- [Your task]
Substitute "phase B" for "phase b" in the data, starting at its first line and ending at the line containing "svg-text:g: g — [722, 291, 731, 295]". Return only those lines, with nothing else changed.

- [Excerpted records]
• • • • • • •
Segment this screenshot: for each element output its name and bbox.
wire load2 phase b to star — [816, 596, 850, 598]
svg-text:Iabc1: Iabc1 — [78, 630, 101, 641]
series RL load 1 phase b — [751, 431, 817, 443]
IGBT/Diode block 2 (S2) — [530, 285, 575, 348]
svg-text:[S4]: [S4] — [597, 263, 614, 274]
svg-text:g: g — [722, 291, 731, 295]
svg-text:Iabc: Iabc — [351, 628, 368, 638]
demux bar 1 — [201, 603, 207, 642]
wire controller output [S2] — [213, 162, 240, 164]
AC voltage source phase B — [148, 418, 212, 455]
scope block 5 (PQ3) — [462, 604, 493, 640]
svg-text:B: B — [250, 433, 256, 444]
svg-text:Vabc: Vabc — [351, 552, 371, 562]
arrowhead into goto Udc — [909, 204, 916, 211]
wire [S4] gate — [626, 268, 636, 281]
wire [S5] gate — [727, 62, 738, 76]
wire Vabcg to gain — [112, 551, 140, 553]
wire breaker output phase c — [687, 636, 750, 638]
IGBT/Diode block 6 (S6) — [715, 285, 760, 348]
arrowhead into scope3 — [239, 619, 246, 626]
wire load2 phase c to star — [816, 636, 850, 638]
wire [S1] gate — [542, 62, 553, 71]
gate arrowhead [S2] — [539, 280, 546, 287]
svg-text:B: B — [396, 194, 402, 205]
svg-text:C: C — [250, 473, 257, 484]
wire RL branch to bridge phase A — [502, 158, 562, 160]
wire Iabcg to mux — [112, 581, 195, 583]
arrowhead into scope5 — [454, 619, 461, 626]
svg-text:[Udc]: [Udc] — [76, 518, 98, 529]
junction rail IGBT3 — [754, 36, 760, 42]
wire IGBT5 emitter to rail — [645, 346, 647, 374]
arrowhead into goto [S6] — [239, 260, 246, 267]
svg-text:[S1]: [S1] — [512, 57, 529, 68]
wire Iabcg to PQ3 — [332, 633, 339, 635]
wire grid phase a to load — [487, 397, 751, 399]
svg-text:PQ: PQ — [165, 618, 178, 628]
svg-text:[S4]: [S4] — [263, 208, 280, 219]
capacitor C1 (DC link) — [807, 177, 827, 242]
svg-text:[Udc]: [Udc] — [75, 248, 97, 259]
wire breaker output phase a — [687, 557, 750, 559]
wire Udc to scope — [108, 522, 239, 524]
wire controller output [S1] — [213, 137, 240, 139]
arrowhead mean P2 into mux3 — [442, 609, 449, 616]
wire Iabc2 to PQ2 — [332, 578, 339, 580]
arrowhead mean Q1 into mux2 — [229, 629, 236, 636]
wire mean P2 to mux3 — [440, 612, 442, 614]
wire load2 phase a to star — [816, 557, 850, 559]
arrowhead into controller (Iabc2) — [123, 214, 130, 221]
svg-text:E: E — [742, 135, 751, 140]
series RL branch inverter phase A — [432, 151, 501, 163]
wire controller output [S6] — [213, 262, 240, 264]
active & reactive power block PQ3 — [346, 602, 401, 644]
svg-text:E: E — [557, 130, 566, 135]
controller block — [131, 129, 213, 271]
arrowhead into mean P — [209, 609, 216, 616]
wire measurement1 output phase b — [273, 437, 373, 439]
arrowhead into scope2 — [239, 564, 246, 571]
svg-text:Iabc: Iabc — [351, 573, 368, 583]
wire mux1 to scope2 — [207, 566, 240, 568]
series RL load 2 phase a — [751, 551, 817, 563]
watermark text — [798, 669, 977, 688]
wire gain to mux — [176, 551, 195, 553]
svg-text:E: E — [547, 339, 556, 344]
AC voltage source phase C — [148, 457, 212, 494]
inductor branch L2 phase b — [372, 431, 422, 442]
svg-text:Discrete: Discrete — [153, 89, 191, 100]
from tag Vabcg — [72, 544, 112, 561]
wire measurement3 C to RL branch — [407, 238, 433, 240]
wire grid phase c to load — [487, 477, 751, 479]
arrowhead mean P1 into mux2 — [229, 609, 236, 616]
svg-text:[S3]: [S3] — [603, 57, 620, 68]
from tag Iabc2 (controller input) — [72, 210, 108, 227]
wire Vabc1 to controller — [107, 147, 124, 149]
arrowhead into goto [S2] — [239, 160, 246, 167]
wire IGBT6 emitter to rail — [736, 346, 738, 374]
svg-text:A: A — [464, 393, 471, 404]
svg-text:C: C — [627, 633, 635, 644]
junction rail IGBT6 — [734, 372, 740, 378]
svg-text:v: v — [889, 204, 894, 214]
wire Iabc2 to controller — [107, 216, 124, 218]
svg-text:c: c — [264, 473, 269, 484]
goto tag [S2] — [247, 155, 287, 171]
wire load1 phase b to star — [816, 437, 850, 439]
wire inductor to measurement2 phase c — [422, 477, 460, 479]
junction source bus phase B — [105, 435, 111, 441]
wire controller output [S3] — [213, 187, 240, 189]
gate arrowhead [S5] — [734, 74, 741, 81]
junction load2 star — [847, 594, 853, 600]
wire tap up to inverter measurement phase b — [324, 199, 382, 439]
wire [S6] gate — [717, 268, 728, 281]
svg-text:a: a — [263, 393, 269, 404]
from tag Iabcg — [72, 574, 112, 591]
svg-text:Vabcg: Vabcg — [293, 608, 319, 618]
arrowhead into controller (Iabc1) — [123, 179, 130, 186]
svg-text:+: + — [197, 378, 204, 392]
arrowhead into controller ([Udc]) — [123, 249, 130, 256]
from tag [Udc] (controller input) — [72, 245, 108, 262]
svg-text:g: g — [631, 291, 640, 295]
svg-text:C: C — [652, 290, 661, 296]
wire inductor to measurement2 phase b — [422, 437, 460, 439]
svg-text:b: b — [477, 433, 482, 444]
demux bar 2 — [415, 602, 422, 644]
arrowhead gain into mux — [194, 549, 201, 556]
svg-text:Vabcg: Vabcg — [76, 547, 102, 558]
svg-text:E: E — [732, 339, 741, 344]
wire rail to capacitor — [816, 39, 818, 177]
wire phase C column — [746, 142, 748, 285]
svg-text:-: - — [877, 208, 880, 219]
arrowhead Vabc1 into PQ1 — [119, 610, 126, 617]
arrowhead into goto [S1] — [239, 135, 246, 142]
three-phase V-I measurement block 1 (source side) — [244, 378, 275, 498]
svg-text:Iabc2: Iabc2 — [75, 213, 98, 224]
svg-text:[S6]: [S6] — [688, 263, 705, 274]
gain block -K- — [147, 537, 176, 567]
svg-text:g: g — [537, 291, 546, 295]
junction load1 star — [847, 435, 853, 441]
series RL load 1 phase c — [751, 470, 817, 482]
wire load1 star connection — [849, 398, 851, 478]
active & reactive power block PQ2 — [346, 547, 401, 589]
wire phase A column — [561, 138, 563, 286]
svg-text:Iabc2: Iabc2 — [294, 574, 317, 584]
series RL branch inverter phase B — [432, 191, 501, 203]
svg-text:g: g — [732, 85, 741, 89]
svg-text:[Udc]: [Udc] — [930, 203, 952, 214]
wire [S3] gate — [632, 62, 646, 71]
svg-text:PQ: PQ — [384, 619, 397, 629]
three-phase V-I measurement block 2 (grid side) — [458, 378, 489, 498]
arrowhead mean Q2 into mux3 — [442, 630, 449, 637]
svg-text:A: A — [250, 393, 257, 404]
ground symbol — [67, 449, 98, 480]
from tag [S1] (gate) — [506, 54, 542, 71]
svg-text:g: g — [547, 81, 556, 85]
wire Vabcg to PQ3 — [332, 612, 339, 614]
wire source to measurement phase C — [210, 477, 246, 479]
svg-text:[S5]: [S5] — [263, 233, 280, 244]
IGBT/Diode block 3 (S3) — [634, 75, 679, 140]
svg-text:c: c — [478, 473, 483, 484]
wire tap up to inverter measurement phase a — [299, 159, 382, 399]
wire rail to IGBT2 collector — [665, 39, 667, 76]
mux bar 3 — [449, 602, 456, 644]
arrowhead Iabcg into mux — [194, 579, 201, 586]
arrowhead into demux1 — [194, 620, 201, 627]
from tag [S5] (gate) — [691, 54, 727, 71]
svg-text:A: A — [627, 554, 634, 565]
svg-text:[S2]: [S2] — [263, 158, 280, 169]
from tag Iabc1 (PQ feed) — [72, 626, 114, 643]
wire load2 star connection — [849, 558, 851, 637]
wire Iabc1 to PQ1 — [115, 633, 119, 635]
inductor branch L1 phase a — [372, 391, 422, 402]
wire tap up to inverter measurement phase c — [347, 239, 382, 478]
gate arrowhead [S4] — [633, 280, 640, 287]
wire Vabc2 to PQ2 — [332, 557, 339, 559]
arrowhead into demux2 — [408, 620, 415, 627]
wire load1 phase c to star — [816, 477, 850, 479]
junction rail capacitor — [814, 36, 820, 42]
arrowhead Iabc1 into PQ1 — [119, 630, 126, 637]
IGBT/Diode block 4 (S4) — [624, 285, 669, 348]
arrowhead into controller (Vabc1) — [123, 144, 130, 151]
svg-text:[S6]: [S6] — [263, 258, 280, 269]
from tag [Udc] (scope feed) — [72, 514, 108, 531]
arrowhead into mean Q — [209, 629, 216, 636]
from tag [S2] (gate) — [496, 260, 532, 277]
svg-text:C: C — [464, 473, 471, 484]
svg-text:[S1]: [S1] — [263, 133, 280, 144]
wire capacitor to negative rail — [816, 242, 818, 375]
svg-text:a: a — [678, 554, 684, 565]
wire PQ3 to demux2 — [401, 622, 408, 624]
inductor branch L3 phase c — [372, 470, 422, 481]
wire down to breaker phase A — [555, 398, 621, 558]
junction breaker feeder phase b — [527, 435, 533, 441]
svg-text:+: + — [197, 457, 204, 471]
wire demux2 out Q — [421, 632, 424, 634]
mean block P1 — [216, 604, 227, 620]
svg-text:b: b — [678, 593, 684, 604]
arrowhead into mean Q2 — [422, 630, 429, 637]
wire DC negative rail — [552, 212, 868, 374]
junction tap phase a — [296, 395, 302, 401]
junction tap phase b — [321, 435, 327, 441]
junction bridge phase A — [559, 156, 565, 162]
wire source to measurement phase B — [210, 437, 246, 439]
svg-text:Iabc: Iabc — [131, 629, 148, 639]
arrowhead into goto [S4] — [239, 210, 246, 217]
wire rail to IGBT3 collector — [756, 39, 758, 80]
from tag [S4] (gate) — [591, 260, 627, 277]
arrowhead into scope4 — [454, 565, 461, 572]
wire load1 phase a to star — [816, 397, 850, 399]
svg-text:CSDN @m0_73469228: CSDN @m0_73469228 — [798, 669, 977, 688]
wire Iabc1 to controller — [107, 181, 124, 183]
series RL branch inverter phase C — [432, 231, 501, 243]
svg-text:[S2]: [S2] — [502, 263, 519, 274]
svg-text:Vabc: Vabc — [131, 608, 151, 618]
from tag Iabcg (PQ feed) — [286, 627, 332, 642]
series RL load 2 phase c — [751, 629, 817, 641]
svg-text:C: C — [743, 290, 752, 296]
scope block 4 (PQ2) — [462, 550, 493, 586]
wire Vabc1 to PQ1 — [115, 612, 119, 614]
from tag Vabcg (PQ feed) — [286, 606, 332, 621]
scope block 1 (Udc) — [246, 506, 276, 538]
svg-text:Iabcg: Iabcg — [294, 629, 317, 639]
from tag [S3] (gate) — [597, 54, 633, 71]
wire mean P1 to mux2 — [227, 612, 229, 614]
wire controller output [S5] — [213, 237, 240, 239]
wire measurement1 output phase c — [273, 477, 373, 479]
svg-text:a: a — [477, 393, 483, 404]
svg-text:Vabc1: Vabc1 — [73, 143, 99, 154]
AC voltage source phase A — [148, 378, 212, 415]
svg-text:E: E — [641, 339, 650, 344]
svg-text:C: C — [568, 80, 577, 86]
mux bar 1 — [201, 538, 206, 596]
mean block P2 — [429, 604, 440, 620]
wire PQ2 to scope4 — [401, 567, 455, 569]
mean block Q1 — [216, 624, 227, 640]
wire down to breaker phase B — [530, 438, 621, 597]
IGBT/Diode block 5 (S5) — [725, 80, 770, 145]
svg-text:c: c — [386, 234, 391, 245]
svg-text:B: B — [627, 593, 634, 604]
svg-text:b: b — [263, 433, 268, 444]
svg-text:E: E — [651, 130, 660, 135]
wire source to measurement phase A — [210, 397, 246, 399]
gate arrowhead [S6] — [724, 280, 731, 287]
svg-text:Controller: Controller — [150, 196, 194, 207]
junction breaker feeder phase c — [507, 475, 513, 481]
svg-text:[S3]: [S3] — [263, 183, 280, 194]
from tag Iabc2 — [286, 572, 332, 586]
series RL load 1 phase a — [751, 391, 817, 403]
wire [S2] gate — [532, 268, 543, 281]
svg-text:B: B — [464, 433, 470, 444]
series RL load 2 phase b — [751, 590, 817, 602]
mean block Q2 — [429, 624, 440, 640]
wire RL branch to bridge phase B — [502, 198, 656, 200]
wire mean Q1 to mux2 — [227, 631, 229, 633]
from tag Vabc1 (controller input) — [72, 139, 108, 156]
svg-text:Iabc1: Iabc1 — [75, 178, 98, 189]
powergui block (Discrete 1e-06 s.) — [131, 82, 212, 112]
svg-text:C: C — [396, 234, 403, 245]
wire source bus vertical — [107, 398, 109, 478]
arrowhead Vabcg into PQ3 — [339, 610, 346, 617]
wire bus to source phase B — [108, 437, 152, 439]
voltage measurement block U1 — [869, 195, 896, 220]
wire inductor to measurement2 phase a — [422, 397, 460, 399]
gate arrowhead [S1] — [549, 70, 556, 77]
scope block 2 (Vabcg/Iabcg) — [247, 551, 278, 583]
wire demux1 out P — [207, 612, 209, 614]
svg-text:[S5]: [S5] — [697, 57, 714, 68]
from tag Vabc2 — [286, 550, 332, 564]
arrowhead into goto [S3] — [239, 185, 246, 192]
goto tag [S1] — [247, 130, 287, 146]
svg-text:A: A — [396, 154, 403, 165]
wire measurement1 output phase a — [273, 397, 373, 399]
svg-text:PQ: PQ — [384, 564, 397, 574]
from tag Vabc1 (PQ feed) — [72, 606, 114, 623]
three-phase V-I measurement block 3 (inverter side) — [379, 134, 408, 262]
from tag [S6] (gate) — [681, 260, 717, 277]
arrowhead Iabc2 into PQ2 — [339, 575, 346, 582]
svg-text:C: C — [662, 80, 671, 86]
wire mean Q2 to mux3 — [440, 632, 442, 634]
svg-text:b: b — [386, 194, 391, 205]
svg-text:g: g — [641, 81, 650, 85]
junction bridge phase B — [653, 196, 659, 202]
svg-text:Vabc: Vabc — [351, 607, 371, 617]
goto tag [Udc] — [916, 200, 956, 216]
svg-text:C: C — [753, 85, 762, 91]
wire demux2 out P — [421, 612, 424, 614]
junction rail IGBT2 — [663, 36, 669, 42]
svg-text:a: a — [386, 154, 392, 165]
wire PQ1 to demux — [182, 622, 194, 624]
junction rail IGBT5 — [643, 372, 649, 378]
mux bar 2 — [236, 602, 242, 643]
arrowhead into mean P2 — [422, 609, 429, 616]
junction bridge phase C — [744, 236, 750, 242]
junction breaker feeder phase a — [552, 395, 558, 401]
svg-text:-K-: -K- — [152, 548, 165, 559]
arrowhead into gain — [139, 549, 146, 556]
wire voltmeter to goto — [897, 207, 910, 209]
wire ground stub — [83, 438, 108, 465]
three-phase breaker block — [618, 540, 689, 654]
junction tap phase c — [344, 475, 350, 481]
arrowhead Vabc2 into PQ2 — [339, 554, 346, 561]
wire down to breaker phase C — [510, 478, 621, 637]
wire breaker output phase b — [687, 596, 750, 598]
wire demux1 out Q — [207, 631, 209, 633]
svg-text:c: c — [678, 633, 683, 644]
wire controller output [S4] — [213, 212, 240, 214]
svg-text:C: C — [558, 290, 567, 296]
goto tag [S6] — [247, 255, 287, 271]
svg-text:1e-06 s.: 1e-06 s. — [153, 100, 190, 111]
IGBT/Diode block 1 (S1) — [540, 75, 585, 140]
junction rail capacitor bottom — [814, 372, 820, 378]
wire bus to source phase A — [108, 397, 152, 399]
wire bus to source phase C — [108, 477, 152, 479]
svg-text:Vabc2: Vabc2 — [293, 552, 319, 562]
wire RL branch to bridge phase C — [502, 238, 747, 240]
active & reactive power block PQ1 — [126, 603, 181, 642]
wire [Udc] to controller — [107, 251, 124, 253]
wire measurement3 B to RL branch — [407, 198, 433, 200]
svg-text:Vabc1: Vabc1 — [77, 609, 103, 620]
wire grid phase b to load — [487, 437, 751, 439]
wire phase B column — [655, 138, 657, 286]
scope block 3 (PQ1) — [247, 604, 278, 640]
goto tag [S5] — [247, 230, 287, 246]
• • • • • • •
- [Expected answer]
Segment this screenshot: for each element output its name and bbox.
wire load2 phase B to star — [816, 596, 850, 598]
svg-text:Iabc1: Iabc1 — [78, 630, 101, 641]
series RL load 1 phase B — [751, 431, 817, 443]
IGBT/Diode block 2 (S2) — [530, 285, 575, 348]
svg-text:[S4]: [S4] — [597, 263, 614, 274]
svg-text:g: g — [722, 291, 731, 295]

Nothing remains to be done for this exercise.